▶ **WORK TO BE COMPLETED**
Reproduce all the entries exactly and keep the pictures out.

▶ **Stored items from a collection**
Start

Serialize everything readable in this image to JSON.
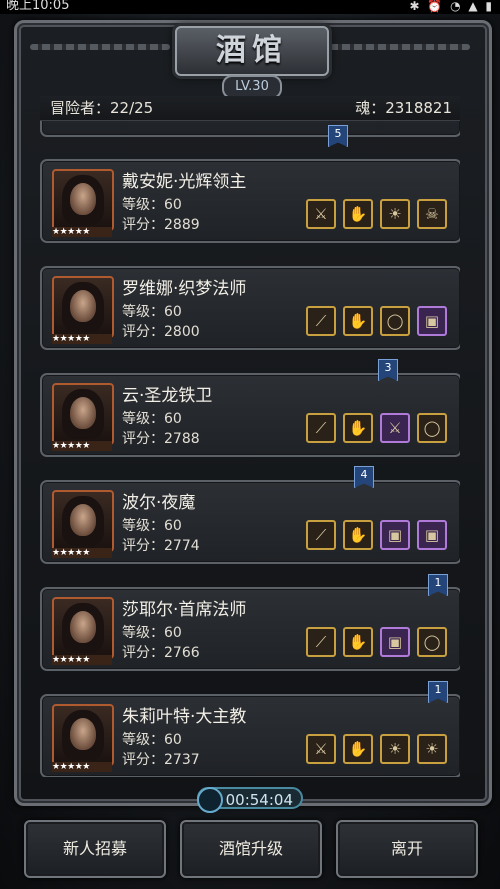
{
  "status": {
    "time": "晚上10:05"
  },
  "header": {
    "title": "酒馆",
    "level": "LV.30"
  },
  "info": {
    "adventurers": "冒险者：22/25",
    "soul": "魂：2318821"
  },
  "heroes": [
    {
      "name": "戴安妮·光辉领主",
      "level": "等级：60",
      "score": "评分：2889",
      "stars": "★★★★★",
      "equips": [
        {
          "icon": "⚔",
          "purple": false
        },
        {
          "icon": "✋",
          "purple": false
        },
        {
          "icon": "☀",
          "purple": false
        },
        {
          "icon": "☠",
          "purple": false
        }
      ]
    },
    {
      "name": "罗维娜·织梦法师",
      "level": "等级：60",
      "score": "评分：2800",
      "stars": "★★★★★",
      "equips": [
        {
          "icon": "⟋",
          "purple": false
        },
        {
          "icon": "✋",
          "purple": false
        },
        {
          "icon": "◯",
          "purple": false
        },
        {
          "icon": "▣",
          "purple": true
        }
      ]
    },
    {
      "name": "云·圣龙铁卫",
      "level": "等级：60",
      "score": "评分：2788",
      "stars": "★★★★★",
      "equips": [
        {
          "icon": "⟋",
          "purple": false
        },
        {
          "icon": "✋",
          "purple": false
        },
        {
          "icon": "⚔",
          "purple": true
        },
        {
          "icon": "◯",
          "purple": false
        }
      ]
    },
    {
      "name": "波尔·夜魔",
      "level": "等级：60",
      "score": "评分：2774",
      "stars": "★★★★★",
      "equips": [
        {
          "icon": "⟋",
          "purple": false
        },
        {
          "icon": "✋",
          "purple": false
        },
        {
          "icon": "▣",
          "purple": true
        },
        {
          "icon": "▣",
          "purple": true
        }
      ]
    },
    {
      "name": "莎耶尔·首席法师",
      "level": "等级：60",
      "score": "评分：2766",
      "stars": "★★★★★",
      "equips": [
        {
          "icon": "⟋",
          "purple": false
        },
        {
          "icon": "✋",
          "purple": false
        },
        {
          "icon": "▣",
          "purple": true
        },
        {
          "icon": "◯",
          "purple": false
        }
      ]
    },
    {
      "name": "朱莉叶特·大主教",
      "level": "等级：60",
      "score": "评分：2737",
      "stars": "★★★★★",
      "equips": [
        {
          "icon": "⚔",
          "purple": false
        },
        {
          "icon": "✋",
          "purple": false
        },
        {
          "icon": "☀",
          "purple": false
        },
        {
          "icon": "☀",
          "purple": false
        }
      ]
    }
  ],
  "ribbons": [
    "5",
    "3",
    "4",
    "1",
    "1"
  ],
  "timer": "00:54:04",
  "buttons": {
    "recruit": "新人招募",
    "upgrade": "酒馆升级",
    "leave": "离开"
  }
}
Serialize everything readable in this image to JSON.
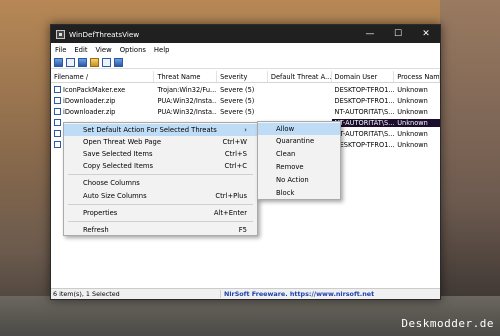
{
  "window": {
    "title": "WinDefThreatsView"
  },
  "window_controls": {
    "minimize": "—",
    "maximize": "☐",
    "close": "✕"
  },
  "menu": [
    "File",
    "Edit",
    "View",
    "Options",
    "Help"
  ],
  "toolbar_icons": [
    "save-icon",
    "copy-icon",
    "report-icon",
    "properties-icon",
    "search-icon",
    "exit-icon"
  ],
  "columns": [
    "Filename",
    "Threat Name",
    "Severity",
    "Default Threat A...",
    "Domain User",
    "Process Nam"
  ],
  "sort_indicator": "/",
  "rows": [
    {
      "filename": "IconPackMaker.exe",
      "threat": "Trojan:Win32/Fu...",
      "severity": "Severe (5)",
      "action": "",
      "user": "DESKTOP-TFRO1...",
      "process": "Unknown"
    },
    {
      "filename": "iDownloader.zip",
      "threat": "PUA:Win32/Insta...",
      "severity": "Severe (5)",
      "action": "",
      "user": "DESKTOP-TFRO1...",
      "process": "Unknown"
    },
    {
      "filename": "iDownloader.zip",
      "threat": "PUA:Win32/Insta...",
      "severity": "Severe (5)",
      "action": "",
      "user": "NT-AUTORITÄT\\S...",
      "process": "Unknown"
    },
    {
      "filename": "",
      "threat": "",
      "severity": "",
      "action": "",
      "user": "NT-AUTORITÄT\\S...",
      "process": "Unknown",
      "selected": true
    },
    {
      "filename": "",
      "threat": "",
      "severity": "",
      "action": "",
      "user": "NT-AUTORITÄT\\S...",
      "process": "Unknown"
    },
    {
      "filename": "",
      "threat": "",
      "severity": "",
      "action": "",
      "user": "DESKTOP-TFRO1...",
      "process": "Unknown"
    }
  ],
  "context_menu": [
    {
      "label": "Set Default Action For Selected Threats",
      "shortcut": "›",
      "highlighted": true
    },
    {
      "label": "Open Threat Web Page",
      "shortcut": "Ctrl+W"
    },
    {
      "label": "Save Selected Items",
      "shortcut": "Ctrl+S"
    },
    {
      "label": "Copy Selected Items",
      "shortcut": "Ctrl+C"
    },
    {
      "label": "Choose Columns",
      "shortcut": ""
    },
    {
      "label": "Auto Size Columns",
      "shortcut": "Ctrl+Plus"
    },
    {
      "label": "Properties",
      "shortcut": "Alt+Enter"
    },
    {
      "label": "Refresh",
      "shortcut": "F5"
    }
  ],
  "submenu": [
    "Allow",
    "Quarantine",
    "Clean",
    "Remove",
    "No Action",
    "Block"
  ],
  "status": {
    "left": "6 item(s), 1 Selected",
    "right": "NirSoft Freeware. https://www.nirsoft.net"
  },
  "watermark": "Deskmodder.de",
  "colors": {
    "titlebar": "#202020",
    "selection": "#1a0d2e",
    "menu_highlight": "#bfdcf7",
    "status_link": "#1b3fb0"
  }
}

End

▶ **RESPONSE TO THIS EXERCISE**
Serialize everything readable in this image to JSON.
{
  "status": {
    "time": "晚上10:05"
  },
  "header": {
    "title": "酒馆",
    "level": "LV.30"
  },
  "info": {
    "adventurers": "冒险者：22/25",
    "soul": "魂：2318821"
  },
  "heroes": [
    {
      "name": "戴安妮·光辉领主",
      "level": "等级：60",
      "score": "评分：2889",
      "stars": "★★★★★",
      "equips": [
        {
          "icon": "⚔",
          "purple": false
        },
        {
          "icon": "✋",
          "purple": false
        },
        {
          "icon": "☀",
          "purple": false
        },
        {
          "icon": "☠",
          "purple": false
        }
      ]
    },
    {
      "name": "罗维娜·织梦法师",
      "level": "等级：60",
      "score": "评分：2800",
      "stars": "★★★★★",
      "equips": [
        {
          "icon": "⟋",
          "purple": false
        },
        {
          "icon": "✋",
          "purple": false
        },
        {
          "icon": "◯",
          "purple": false
        },
        {
          "icon": "▣",
          "purple": true
        }
      ]
    },
    {
      "name": "云·圣龙铁卫",
      "level": "等级：60",
      "score": "评分：2788",
      "stars": "★★★★★",
      "equips": [
        {
          "icon": "⟋",
          "purple": false
        },
        {
          "icon": "✋",
          "purple": false
        },
        {
          "icon": "⚔",
          "purple": true
        },
        {
          "icon": "◯",
          "purple": false
        }
      ]
    },
    {
      "name": "波尔·夜魔",
      "level": "等级：60",
      "score": "评分：2774",
      "stars": "★★★★★",
      "equips": [
        {
          "icon": "⟋",
          "purple": false
        },
        {
          "icon": "✋",
          "purple": false
        },
        {
          "icon": "▣",
          "purple": true
        },
        {
          "icon": "▣",
          "purple": true
        }
      ]
    },
    {
      "name": "莎耶尔·首席法师",
      "level": "等级：60",
      "score": "评分：2766",
      "stars": "★★★★★",
      "equips": [
        {
          "icon": "⟋",
          "purple": false
        },
        {
          "icon": "✋",
          "purple": false
        },
        {
          "icon": "▣",
          "purple": true
        },
        {
          "icon": "◯",
          "purple": false
        }
      ]
    },
    {
      "name": "朱莉叶特·大主教",
      "level": "等级：60",
      "score": "评分：2737",
      "stars": "★★★★★",
      "equips": [
        {
          "icon": "⚔",
          "purple": false
        },
        {
          "icon": "✋",
          "purple": false
        },
        {
          "icon": "☀",
          "purple": false
        },
        {
          "icon": "☀",
          "purple": false
        }
      ]
    }
  ],
  "ribbons": [
    "5",
    "3",
    "4",
    "1",
    "1"
  ],
  "timer": "00:54:04",
  "buttons": {
    "recruit": "新人招募",
    "upgrade": "酒馆升级",
    "leave": "离开"
  }
}
Serialize everything readable in this image to JSON.
{
  "window": {
    "title": "WinDefThreatsView"
  },
  "window_controls": {
    "minimize": "—",
    "maximize": "☐",
    "close": "✕"
  },
  "menu": [
    "File",
    "Edit",
    "View",
    "Options",
    "Help"
  ],
  "toolbar_icons": [
    "save-icon",
    "copy-icon",
    "report-icon",
    "properties-icon",
    "search-icon",
    "exit-icon"
  ],
  "columns": [
    "Filename",
    "Threat Name",
    "Severity",
    "Default Threat A...",
    "Domain User",
    "Process Nam"
  ],
  "sort_indicator": "/",
  "rows": [
    {
      "filename": "IconPackMaker.exe",
      "threat": "Trojan:Win32/Fu...",
      "severity": "Severe (5)",
      "action": "",
      "user": "DESKTOP-TFRO1...",
      "process": "Unknown"
    },
    {
      "filename": "iDownloader.zip",
      "threat": "PUA:Win32/Insta...",
      "severity": "Severe (5)",
      "action": "",
      "user": "DESKTOP-TFRO1...",
      "process": "Unknown"
    },
    {
      "filename": "iDownloader.zip",
      "threat": "PUA:Win32/Insta...",
      "severity": "Severe (5)",
      "action": "",
      "user": "NT-AUTORITÄT\\S...",
      "process": "Unknown"
    },
    {
      "filename": "",
      "threat": "",
      "severity": "",
      "action": "",
      "user": "NT-AUTORITÄT\\S...",
      "process": "Unknown",
      "selected": true
    },
    {
      "filename": "",
      "threat": "",
      "severity": "",
      "action": "",
      "user": "NT-AUTORITÄT\\S...",
      "process": "Unknown"
    },
    {
      "filename": "",
      "threat": "",
      "severity": "",
      "action": "",
      "user": "DESKTOP-TFRO1...",
      "process": "Unknown"
    }
  ],
  "context_menu": [
    {
      "label": "Set Default Action For Selected Threats",
      "shortcut": "›",
      "highlighted": true
    },
    {
      "label": "Open Threat Web Page",
      "shortcut": "Ctrl+W"
    },
    {
      "label": "Save Selected Items",
      "shortcut": "Ctrl+S"
    },
    {
      "label": "Copy Selected Items",
      "shortcut": "Ctrl+C"
    },
    {
      "label": "Choose Columns",
      "shortcut": ""
    },
    {
      "label": "Auto Size Columns",
      "shortcut": "Ctrl+Plus"
    },
    {
      "label": "Properties",
      "shortcut": "Alt+Enter"
    },
    {
      "label": "Refresh",
      "shortcut": "F5"
    }
  ],
  "submenu": [
    "Allow",
    "Quarantine",
    "Clean",
    "Remove",
    "No Action",
    "Block"
  ],
  "status": {
    "left": "6 item(s), 1 Selected",
    "right": "NirSoft Freeware. https://www.nirsoft.net"
  },
  "watermark": "Deskmodder.de",
  "colors": {
    "titlebar": "#202020",
    "selection": "#1a0d2e",
    "menu_highlight": "#bfdcf7",
    "status_link": "#1b3fb0"
  }
}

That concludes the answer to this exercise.